**TASK PROMPT**
Count every line in the entries that contains "directly". Report that count alone.

**Entries taken from a collection**
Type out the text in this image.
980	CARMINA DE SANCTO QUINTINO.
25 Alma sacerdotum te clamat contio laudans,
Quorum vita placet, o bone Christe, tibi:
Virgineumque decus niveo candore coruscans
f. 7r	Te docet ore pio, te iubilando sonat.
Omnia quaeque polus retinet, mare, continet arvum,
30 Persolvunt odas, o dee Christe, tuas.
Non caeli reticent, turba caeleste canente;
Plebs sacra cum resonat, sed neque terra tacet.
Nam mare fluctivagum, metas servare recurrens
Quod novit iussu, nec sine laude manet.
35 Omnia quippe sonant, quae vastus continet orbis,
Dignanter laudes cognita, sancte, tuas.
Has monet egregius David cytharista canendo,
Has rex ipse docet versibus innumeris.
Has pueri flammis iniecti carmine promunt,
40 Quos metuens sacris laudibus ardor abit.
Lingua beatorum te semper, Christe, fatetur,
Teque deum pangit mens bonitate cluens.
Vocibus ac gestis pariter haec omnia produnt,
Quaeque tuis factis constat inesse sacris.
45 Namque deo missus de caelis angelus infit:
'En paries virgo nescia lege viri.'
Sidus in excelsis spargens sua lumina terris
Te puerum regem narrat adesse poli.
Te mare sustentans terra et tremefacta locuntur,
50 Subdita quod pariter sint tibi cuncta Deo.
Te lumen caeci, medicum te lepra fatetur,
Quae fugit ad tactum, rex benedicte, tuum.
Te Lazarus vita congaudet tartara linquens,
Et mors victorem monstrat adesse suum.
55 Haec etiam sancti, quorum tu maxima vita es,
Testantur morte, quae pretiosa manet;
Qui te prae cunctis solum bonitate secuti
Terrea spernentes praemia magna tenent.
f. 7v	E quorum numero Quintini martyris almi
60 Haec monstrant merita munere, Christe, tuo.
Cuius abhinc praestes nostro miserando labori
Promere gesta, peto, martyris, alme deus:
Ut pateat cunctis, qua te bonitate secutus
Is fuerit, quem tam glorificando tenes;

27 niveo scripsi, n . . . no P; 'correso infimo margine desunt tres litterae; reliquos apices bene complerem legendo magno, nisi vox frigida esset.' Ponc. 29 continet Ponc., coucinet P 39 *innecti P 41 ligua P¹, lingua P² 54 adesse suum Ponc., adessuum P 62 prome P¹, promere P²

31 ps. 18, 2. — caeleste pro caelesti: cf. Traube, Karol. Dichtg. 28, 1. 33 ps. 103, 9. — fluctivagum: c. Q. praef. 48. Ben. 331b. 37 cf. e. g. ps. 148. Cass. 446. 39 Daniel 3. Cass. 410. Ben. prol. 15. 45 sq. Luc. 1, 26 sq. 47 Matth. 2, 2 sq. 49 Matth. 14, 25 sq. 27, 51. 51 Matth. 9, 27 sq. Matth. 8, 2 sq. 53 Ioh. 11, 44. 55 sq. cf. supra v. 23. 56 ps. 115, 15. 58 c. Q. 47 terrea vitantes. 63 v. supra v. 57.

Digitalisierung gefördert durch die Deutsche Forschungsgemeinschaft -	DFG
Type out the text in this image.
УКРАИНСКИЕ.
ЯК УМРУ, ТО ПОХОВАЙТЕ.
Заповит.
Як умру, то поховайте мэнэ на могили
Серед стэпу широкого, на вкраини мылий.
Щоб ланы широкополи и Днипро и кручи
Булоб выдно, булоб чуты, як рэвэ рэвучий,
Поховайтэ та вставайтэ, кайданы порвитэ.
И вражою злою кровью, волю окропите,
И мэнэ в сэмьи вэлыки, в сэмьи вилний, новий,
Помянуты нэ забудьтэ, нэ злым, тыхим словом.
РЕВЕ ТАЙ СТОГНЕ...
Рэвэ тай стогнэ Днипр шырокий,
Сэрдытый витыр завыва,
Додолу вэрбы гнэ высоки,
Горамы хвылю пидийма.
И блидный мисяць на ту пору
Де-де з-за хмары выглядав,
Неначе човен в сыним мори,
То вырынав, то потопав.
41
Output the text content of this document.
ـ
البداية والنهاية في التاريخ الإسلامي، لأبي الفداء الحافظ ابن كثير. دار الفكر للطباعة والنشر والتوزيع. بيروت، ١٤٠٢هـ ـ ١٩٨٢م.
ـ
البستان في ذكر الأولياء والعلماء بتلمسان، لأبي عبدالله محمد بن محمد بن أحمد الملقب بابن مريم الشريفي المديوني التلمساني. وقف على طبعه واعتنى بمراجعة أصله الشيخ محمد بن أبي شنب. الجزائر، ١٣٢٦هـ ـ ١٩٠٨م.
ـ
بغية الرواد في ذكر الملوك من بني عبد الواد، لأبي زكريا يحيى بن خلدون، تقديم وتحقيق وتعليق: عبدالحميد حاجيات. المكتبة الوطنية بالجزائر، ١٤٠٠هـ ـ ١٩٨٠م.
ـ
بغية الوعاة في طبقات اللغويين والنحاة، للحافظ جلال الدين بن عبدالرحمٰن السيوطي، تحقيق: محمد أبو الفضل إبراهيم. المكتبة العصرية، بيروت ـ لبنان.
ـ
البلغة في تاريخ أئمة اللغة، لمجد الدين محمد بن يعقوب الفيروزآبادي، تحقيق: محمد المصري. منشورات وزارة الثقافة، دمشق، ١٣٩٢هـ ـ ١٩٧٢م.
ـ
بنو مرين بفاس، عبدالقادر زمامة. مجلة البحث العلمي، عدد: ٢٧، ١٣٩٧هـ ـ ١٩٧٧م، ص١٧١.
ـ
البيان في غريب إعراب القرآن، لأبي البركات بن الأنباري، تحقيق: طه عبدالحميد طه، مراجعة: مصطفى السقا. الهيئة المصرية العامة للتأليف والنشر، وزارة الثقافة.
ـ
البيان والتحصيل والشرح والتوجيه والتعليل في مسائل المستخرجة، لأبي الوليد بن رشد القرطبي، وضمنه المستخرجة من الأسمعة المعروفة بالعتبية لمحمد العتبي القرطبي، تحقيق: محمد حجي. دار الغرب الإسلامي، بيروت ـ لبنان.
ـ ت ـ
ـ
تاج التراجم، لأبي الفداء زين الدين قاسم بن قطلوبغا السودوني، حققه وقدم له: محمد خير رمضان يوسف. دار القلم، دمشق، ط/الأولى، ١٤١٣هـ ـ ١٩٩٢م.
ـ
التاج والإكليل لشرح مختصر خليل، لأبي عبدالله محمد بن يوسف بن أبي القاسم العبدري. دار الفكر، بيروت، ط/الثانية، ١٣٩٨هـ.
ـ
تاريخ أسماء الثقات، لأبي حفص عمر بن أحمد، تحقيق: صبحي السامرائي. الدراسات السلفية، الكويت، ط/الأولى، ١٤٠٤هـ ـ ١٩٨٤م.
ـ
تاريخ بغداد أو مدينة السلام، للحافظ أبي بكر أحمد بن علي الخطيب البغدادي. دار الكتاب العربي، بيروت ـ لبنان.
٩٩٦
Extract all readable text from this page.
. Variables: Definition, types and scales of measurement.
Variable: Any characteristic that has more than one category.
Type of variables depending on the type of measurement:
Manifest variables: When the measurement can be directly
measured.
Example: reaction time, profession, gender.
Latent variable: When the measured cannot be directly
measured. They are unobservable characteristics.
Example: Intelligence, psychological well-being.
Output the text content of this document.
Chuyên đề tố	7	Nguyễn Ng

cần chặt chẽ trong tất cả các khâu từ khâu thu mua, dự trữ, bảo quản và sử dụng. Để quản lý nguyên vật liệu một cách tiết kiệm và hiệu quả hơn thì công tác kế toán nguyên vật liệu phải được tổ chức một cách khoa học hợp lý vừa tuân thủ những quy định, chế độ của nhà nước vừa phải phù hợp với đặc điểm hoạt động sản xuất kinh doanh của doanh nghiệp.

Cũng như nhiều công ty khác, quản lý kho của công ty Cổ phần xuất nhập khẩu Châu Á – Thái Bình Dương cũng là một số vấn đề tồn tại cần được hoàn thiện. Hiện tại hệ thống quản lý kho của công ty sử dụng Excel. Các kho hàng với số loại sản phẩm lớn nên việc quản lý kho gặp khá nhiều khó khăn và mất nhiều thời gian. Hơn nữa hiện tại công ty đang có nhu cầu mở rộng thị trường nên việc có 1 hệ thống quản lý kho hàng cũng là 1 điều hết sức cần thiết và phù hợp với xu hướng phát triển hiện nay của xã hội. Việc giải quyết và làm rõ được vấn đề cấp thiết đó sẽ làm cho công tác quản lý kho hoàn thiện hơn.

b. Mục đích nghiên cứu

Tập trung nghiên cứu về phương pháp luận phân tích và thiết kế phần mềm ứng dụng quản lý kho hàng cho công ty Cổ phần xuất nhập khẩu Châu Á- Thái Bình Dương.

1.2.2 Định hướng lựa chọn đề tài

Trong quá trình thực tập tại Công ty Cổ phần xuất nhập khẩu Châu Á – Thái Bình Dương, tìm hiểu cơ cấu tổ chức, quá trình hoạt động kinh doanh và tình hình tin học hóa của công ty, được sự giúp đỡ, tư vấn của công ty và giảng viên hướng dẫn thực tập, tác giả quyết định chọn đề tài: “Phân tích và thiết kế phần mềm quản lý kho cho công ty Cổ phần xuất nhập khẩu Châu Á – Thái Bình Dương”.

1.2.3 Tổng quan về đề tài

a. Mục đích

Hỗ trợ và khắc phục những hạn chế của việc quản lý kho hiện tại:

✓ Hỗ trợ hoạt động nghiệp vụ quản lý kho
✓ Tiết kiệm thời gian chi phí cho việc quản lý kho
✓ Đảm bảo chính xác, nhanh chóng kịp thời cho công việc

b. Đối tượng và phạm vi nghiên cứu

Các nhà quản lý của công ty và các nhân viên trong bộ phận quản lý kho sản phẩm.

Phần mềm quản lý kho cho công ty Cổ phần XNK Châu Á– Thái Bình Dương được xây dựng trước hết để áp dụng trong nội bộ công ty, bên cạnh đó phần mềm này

**RESPONSE BELOW**
2